**Short problem**
Work out how many lines contain "wilcoxon". Reply with the count alone.

**Information provided**
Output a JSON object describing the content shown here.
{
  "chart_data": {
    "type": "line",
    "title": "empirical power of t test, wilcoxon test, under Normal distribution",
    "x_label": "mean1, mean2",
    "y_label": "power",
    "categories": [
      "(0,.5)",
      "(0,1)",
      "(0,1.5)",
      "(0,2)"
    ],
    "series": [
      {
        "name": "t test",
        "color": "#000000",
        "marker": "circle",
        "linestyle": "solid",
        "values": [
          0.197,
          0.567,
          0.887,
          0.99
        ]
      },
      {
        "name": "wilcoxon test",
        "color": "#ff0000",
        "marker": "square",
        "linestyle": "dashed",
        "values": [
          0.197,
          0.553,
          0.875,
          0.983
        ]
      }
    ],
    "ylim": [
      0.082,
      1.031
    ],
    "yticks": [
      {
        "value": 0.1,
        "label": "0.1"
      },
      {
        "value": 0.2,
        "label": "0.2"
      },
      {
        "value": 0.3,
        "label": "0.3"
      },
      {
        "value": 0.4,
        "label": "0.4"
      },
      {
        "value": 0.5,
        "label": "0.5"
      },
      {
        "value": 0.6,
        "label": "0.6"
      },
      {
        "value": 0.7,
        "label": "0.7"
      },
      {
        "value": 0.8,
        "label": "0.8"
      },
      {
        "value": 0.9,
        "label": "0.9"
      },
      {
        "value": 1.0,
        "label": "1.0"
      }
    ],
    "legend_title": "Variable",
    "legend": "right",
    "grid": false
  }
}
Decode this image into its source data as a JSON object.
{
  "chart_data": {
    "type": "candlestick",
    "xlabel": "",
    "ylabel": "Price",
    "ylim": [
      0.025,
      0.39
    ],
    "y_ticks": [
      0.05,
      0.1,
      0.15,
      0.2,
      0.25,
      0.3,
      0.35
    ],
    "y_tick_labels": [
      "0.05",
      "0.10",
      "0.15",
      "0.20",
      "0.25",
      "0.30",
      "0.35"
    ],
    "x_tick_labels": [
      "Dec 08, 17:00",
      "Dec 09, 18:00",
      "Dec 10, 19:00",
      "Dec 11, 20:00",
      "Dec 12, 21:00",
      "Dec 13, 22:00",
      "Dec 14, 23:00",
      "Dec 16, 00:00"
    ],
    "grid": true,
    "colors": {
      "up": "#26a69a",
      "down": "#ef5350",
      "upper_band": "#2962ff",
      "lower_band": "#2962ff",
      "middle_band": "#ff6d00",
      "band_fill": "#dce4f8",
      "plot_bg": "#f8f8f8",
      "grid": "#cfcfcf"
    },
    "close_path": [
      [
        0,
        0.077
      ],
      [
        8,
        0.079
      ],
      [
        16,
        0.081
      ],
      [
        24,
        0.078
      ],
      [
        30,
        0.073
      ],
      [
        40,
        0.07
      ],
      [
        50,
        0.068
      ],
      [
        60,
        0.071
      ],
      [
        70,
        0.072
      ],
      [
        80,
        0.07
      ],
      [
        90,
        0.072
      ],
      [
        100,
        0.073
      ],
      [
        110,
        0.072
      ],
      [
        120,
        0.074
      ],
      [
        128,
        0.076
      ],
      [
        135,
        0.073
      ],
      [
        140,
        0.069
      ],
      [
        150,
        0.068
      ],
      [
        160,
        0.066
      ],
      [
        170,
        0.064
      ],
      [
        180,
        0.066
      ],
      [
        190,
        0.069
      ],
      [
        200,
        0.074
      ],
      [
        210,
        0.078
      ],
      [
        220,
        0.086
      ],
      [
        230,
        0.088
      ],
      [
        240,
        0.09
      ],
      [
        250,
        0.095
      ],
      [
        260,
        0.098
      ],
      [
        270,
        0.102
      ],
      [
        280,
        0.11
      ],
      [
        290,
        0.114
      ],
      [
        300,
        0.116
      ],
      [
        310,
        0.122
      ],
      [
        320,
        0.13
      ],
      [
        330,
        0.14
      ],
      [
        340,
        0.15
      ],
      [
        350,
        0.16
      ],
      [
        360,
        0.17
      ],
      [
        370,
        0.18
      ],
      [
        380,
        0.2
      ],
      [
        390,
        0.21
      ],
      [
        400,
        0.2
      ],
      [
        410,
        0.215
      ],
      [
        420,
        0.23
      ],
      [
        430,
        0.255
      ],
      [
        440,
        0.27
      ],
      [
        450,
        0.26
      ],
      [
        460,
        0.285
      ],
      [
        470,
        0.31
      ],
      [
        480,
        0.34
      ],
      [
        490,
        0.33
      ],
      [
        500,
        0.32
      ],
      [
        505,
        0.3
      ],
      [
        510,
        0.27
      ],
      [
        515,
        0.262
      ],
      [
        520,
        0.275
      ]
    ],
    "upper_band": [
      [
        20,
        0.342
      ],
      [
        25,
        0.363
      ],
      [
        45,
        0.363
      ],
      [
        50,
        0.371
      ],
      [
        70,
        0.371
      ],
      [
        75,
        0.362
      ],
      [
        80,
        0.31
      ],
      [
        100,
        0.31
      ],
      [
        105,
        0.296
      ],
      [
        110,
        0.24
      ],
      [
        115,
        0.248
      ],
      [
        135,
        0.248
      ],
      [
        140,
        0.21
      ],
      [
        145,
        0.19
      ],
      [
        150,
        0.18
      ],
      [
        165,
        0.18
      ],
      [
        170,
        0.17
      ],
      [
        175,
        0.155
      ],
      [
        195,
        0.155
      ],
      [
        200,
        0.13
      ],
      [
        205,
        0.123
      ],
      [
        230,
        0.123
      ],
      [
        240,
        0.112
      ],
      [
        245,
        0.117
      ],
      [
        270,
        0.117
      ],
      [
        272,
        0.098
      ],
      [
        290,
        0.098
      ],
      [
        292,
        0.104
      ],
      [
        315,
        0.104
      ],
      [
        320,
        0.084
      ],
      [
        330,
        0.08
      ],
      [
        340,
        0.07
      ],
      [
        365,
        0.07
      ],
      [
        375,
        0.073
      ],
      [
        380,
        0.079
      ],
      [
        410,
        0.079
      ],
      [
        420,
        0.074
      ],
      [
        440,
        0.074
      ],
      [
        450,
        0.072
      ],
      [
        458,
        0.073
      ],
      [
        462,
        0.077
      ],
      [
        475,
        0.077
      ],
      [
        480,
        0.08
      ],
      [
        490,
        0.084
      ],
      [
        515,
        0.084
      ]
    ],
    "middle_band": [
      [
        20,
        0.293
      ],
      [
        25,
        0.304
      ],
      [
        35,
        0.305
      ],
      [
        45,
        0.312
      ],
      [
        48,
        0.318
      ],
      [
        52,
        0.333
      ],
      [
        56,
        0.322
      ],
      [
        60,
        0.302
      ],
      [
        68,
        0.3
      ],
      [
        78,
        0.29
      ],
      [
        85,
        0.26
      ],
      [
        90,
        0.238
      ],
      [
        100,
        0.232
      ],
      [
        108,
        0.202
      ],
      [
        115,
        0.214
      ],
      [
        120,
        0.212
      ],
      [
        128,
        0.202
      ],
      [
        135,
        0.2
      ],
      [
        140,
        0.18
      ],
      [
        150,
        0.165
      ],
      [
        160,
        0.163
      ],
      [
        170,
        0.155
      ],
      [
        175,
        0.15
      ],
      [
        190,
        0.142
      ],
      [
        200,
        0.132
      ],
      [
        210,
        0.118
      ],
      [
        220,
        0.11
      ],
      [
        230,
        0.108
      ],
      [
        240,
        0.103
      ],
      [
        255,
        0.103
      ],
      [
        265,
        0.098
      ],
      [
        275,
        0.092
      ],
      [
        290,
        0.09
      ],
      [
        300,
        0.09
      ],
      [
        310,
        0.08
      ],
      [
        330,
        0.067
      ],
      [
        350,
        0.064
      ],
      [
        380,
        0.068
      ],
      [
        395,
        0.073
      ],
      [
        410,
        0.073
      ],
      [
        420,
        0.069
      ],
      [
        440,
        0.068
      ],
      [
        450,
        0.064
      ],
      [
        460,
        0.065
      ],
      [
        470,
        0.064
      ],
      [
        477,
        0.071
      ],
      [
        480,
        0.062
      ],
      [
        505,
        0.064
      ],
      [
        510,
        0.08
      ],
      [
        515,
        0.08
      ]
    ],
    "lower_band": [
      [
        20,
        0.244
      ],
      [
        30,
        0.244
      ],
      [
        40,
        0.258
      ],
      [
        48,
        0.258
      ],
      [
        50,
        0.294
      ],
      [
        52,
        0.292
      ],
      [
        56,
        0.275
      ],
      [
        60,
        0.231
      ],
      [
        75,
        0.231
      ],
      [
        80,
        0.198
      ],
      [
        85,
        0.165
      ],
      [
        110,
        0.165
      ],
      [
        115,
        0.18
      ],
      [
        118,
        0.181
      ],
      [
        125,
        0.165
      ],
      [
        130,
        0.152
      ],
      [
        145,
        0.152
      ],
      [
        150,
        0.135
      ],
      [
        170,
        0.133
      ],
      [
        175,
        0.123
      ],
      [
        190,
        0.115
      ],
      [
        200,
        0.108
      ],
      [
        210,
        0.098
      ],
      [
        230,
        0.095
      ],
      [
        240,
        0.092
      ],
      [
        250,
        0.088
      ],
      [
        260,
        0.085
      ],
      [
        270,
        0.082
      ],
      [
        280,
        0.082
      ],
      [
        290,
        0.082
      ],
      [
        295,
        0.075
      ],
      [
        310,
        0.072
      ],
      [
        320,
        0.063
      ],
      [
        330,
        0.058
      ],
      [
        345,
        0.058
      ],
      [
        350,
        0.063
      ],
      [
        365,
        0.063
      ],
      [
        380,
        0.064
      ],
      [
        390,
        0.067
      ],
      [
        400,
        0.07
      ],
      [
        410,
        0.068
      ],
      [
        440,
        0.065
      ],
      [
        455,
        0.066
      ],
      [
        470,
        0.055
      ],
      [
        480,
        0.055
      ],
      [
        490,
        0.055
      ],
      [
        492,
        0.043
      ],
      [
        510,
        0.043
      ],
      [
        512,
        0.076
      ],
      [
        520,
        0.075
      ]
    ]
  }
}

**Reply to the exercise**
2